**Data lines:**
----------

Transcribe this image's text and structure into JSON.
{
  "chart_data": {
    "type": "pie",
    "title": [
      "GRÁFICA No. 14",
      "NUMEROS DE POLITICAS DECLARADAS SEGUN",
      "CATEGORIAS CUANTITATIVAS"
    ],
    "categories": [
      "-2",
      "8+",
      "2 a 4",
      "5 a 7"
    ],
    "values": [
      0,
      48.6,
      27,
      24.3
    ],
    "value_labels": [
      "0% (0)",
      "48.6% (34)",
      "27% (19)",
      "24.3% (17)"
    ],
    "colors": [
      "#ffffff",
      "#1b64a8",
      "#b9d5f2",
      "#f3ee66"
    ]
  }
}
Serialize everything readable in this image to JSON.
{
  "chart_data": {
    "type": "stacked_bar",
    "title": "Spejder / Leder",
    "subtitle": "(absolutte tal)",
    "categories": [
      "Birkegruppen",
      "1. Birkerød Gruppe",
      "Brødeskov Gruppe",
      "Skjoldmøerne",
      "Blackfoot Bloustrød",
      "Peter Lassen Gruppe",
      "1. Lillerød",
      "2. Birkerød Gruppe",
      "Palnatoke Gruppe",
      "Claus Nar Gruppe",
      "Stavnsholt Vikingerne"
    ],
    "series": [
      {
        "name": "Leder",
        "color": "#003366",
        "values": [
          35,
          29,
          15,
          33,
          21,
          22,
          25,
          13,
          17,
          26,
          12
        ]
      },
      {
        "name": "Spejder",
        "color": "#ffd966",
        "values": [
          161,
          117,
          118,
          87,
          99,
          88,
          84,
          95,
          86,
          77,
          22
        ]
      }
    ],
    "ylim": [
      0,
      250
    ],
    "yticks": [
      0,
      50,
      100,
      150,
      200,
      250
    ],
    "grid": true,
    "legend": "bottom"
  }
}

----------

**Written problem:**
Would you write down every record again, exactly?

**Response to this task:**
Transcribe this image's text and structure into JSON.
{
  "chart_data": {
    "type": "pie",
    "title": [
      "GRÁFICA No. 14",
      "NUMEROS DE POLITICAS DECLARADAS SEGUN",
      "CATEGORIAS CUANTITATIVAS"
    ],
    "categories": [
      "-2",
      "8+",
      "2 a 4",
      "5 a 7"
    ],
    "values": [
      0,
      48.6,
      27,
      24.3
    ],
    "value_labels": [
      "0% (0)",
      "48.6% (34)",
      "27% (19)",
      "24.3% (17)"
    ],
    "colors": [
      "#ffffff",
      "#1b64a8",
      "#b9d5f2",
      "#f3ee66"
    ]
  }
}
Serialize everything readable in this image to JSON.
{
  "chart_data": {
    "type": "stacked_bar",
    "title": "Spejder / Leder",
    "subtitle": "(absolutte tal)",
    "categories": [
      "Birkegruppen",
      "1. Birkerød Gruppe",
      "Brødeskov Gruppe",
      "Skjoldmøerne",
      "Blackfoot Bloustrød",
      "Peter Lassen Gruppe",
      "1. Lillerød",
      "2. Birkerød Gruppe",
      "Palnatoke Gruppe",
      "Claus Nar Gruppe",
      "Stavnsholt Vikingerne"
    ],
    "series": [
      {
        "name": "Leder",
        "color": "#003366",
        "values": [
          35,
          29,
          15,
          33,
          21,
          22,
          25,
          13,
          17,
          26,
          12
        ]
      },
      {
        "name": "Spejder",
        "color": "#ffd966",
        "values": [
          161,
          117,
          118,
          87,
          99,
          88,
          84,
          95,
          86,
          77,
          22
        ]
      }
    ],
    "ylim": [
      0,
      250
    ],
    "yticks": [
      0,
      50,
      100,
      150,
      200,
      250
    ],
    "grid": true,
    "legend": "bottom"
  }
}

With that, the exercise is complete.